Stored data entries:
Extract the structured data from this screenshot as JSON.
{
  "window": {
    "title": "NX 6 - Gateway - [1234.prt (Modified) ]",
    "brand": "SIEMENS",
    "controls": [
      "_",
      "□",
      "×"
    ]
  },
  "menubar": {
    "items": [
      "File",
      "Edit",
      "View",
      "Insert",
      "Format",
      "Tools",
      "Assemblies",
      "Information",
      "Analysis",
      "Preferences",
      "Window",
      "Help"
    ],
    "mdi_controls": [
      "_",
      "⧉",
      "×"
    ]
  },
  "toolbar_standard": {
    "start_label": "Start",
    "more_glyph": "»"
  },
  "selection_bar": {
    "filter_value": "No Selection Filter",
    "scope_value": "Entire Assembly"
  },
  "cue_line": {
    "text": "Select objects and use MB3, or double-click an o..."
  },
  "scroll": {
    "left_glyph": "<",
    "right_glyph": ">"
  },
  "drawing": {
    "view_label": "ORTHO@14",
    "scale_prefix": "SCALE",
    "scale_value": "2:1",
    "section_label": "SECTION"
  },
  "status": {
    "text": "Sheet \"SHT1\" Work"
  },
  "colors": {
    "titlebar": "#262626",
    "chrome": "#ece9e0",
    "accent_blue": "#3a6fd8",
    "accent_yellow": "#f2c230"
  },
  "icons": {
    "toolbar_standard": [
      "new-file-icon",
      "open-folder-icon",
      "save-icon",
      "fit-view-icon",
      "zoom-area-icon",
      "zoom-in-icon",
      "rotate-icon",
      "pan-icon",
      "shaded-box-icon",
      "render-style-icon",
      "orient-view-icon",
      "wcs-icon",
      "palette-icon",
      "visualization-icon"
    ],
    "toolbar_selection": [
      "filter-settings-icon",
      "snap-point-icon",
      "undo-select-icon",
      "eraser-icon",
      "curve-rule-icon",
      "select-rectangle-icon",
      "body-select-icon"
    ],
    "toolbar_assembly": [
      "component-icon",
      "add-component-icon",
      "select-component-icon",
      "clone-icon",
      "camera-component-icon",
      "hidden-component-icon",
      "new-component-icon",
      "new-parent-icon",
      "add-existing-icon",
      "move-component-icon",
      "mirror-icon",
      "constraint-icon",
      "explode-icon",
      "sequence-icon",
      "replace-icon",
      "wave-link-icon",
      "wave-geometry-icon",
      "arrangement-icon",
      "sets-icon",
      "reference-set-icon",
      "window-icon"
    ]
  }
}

*Task prompt:* Out of the material above, gather each line where "text" appears.

*Answer to this problem:*
    "text": "Select objects and use MB3, or double-click an o..."
    "text": "Sheet \"SHT1\" Work"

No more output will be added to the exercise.